═══ Recorded information ═══

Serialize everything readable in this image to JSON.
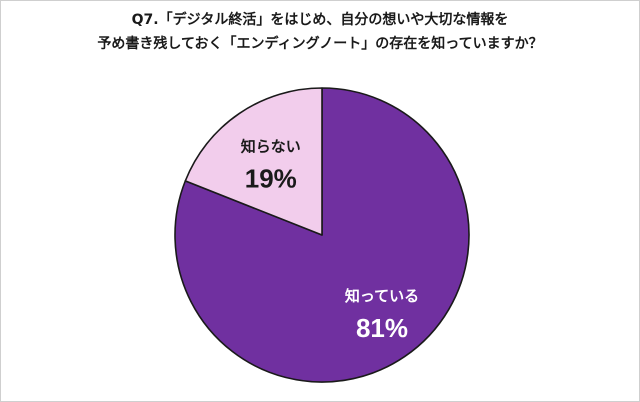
{
  "title_line1": "Q7.「デジタル終活」をはじめ、自分の想いや大切な情報を",
  "title_line2": "予め書き残しておく「エンディングノート」の存在を知っていますか？",
  "chart_data": {
    "type": "pie",
    "start_angle_deg": 0,
    "direction": "clockwise",
    "slices": [
      {
        "label": "知っている",
        "value": 81,
        "value_label": "81%",
        "color": "#7030a0",
        "label_color": "#ffffff"
      },
      {
        "label": "知らない",
        "value": 19,
        "value_label": "19%",
        "color": "#f2cdec",
        "label_color": "#1a1a1a"
      }
    ]
  }
}
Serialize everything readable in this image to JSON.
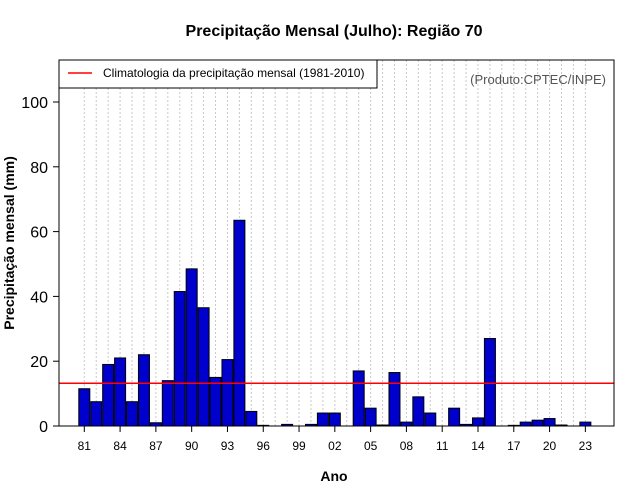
{
  "colors": {
    "bar_fill": "#0000cc",
    "bar_stroke": "#000000",
    "climatology_line": "#ff0000",
    "grid": "#c8c8c8",
    "credit": "#555555"
  },
  "chart_data": {
    "type": "bar",
    "title": "Precipitação Mensal (Julho): Região 70",
    "xlabel": "Ano",
    "ylabel": "Precipitação mensal (mm)",
    "credit": "(Produto:CPTEC/INPE)",
    "legend": {
      "placement": "top-left",
      "entries": [
        {
          "label": "Climatologia da precipitação mensal (1981-2010)",
          "color": "#ff0000"
        }
      ]
    },
    "ylim": [
      0,
      110
    ],
    "yticks": [
      0,
      20,
      40,
      60,
      80,
      100
    ],
    "grid": "vertical dotted",
    "categories": [
      "81",
      "82",
      "83",
      "84",
      "85",
      "86",
      "87",
      "88",
      "89",
      "90",
      "91",
      "92",
      "93",
      "94",
      "95",
      "96",
      "97",
      "98",
      "99",
      "00",
      "01",
      "02",
      "03",
      "04",
      "05",
      "06",
      "07",
      "08",
      "09",
      "10",
      "11",
      "12",
      "13",
      "14",
      "15",
      "16",
      "17",
      "18",
      "19",
      "20",
      "21",
      "22",
      "23"
    ],
    "xtick_labels": [
      "81",
      "84",
      "87",
      "90",
      "93",
      "96",
      "99",
      "02",
      "05",
      "08",
      "11",
      "14",
      "17",
      "20",
      "23"
    ],
    "xtick_indices": [
      0,
      3,
      6,
      9,
      12,
      15,
      18,
      21,
      24,
      27,
      30,
      33,
      36,
      39,
      42
    ],
    "values": [
      11.5,
      7.5,
      19,
      21,
      7.5,
      22,
      1,
      14,
      41.5,
      48.5,
      36.5,
      15,
      20.5,
      63.5,
      4.5,
      0.2,
      0,
      0.5,
      0,
      0.5,
      4,
      4,
      0,
      17,
      5.5,
      0.3,
      16.5,
      1.2,
      9,
      4,
      0,
      5.5,
      0.5,
      2.5,
      27,
      0,
      0.2,
      1.2,
      1.8,
      2.3,
      0.3,
      0,
      1.2
    ],
    "climatology": 13.2
  }
}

═══

Problem —
Transcribe the records word for word and include no pictures.

Exercise result —
Serialize everything readable in this image to JSON.
{
  "title_line1": "Q7.「デジタル終活」をはじめ、自分の想いや大切な情報を",
  "title_line2": "予め書き残しておく「エンディングノート」の存在を知っていますか？",
  "chart_data": {
    "type": "pie",
    "start_angle_deg": 0,
    "direction": "clockwise",
    "slices": [
      {
        "label": "知っている",
        "value": 81,
        "value_label": "81%",
        "color": "#7030a0",
        "label_color": "#ffffff"
      },
      {
        "label": "知らない",
        "value": 19,
        "value_label": "19%",
        "color": "#f2cdec",
        "label_color": "#1a1a1a"
      }
    ]
  }
}
Serialize everything readable in this image to JSON.
{
  "colors": {
    "bar_fill": "#0000cc",
    "bar_stroke": "#000000",
    "climatology_line": "#ff0000",
    "grid": "#c8c8c8",
    "credit": "#555555"
  },
  "chart_data": {
    "type": "bar",
    "title": "Precipitação Mensal (Julho): Região 70",
    "xlabel": "Ano",
    "ylabel": "Precipitação mensal (mm)",
    "credit": "(Produto:CPTEC/INPE)",
    "legend": {
      "placement": "top-left",
      "entries": [
        {
          "label": "Climatologia da precipitação mensal (1981-2010)",
          "color": "#ff0000"
        }
      ]
    },
    "ylim": [
      0,
      110
    ],
    "yticks": [
      0,
      20,
      40,
      60,
      80,
      100
    ],
    "grid": "vertical dotted",
    "categories": [
      "81",
      "82",
      "83",
      "84",
      "85",
      "86",
      "87",
      "88",
      "89",
      "90",
      "91",
      "92",
      "93",
      "94",
      "95",
      "96",
      "97",
      "98",
      "99",
      "00",
      "01",
      "02",
      "03",
      "04",
      "05",
      "06",
      "07",
      "08",
      "09",
      "10",
      "11",
      "12",
      "13",
      "14",
      "15",
      "16",
      "17",
      "18",
      "19",
      "20",
      "21",
      "22",
      "23"
    ],
    "xtick_labels": [
      "81",
      "84",
      "87",
      "90",
      "93",
      "96",
      "99",
      "02",
      "05",
      "08",
      "11",
      "14",
      "17",
      "20",
      "23"
    ],
    "xtick_indices": [
      0,
      3,
      6,
      9,
      12,
      15,
      18,
      21,
      24,
      27,
      30,
      33,
      36,
      39,
      42
    ],
    "values": [
      11.5,
      7.5,
      19,
      21,
      7.5,
      22,
      1,
      14,
      41.5,
      48.5,
      36.5,
      15,
      20.5,
      63.5,
      4.5,
      0.2,
      0,
      0.5,
      0,
      0.5,
      4,
      4,
      0,
      17,
      5.5,
      0.3,
      16.5,
      1.2,
      9,
      4,
      0,
      5.5,
      0.5,
      2.5,
      27,
      0,
      0.2,
      1.2,
      1.8,
      2.3,
      0.3,
      0,
      1.2
    ],
    "climatology": 13.2
  }
}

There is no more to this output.